What you need to do
Identify every line in the records below that contains the word "вебмастера", and reproduce each one.

::::::::

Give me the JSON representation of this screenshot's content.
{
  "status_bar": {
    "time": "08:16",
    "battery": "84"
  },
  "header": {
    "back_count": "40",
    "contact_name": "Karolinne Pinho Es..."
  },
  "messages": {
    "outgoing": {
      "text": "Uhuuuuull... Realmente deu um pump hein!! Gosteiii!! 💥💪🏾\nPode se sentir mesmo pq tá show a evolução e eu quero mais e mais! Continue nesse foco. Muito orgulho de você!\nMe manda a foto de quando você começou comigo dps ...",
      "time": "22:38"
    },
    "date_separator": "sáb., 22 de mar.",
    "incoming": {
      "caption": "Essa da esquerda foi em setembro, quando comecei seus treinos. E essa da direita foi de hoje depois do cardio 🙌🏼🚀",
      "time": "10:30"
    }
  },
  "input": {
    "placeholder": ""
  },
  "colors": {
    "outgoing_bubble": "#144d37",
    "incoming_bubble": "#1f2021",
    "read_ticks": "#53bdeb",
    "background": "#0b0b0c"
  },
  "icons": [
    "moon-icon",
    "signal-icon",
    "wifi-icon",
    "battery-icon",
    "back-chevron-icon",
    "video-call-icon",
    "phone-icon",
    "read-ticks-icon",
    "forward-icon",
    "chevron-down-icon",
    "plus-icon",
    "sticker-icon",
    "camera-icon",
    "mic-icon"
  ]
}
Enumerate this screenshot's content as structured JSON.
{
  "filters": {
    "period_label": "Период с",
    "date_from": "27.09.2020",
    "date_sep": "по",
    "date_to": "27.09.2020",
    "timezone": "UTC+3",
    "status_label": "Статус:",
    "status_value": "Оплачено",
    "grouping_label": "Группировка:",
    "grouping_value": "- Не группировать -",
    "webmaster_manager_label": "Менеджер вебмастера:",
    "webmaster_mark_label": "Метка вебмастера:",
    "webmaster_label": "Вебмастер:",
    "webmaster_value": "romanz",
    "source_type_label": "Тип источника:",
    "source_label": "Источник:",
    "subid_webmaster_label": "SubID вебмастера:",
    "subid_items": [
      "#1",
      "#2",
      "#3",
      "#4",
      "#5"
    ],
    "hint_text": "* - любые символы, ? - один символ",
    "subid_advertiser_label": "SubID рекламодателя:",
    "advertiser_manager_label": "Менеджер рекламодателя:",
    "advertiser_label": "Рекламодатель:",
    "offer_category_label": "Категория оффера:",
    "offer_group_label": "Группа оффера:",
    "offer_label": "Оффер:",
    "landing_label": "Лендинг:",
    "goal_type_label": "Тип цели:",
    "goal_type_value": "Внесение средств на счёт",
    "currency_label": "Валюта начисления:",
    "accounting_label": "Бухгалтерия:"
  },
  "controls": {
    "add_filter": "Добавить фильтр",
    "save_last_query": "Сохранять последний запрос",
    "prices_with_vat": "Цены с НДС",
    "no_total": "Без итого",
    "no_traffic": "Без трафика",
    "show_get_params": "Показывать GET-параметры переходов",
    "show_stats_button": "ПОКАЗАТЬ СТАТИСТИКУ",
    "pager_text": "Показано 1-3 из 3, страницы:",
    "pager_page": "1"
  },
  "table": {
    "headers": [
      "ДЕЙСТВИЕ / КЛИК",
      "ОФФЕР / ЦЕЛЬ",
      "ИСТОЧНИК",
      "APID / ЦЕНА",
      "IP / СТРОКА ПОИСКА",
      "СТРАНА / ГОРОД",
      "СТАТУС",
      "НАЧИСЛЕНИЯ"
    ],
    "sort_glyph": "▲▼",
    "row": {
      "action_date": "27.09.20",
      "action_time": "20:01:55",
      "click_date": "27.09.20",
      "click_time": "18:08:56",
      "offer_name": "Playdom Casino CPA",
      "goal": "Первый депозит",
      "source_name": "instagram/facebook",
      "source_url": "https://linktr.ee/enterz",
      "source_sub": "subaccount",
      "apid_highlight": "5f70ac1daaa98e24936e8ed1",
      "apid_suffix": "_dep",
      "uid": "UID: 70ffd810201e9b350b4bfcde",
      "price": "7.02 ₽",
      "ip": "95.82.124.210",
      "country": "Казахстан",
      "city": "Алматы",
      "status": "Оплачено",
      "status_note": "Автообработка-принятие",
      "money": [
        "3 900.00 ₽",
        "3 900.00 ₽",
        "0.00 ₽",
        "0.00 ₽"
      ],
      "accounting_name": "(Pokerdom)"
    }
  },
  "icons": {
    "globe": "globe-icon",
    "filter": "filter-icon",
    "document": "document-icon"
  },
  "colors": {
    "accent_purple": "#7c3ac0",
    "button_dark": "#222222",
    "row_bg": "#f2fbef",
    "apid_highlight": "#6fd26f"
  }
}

::::::::

Full answer
    "webmaster_manager_label": "Менеджер вебмастера:",
    "webmaster_mark_label": "Метка вебмастера:",
    "subid_webmaster_label": "SubID вебмастера:",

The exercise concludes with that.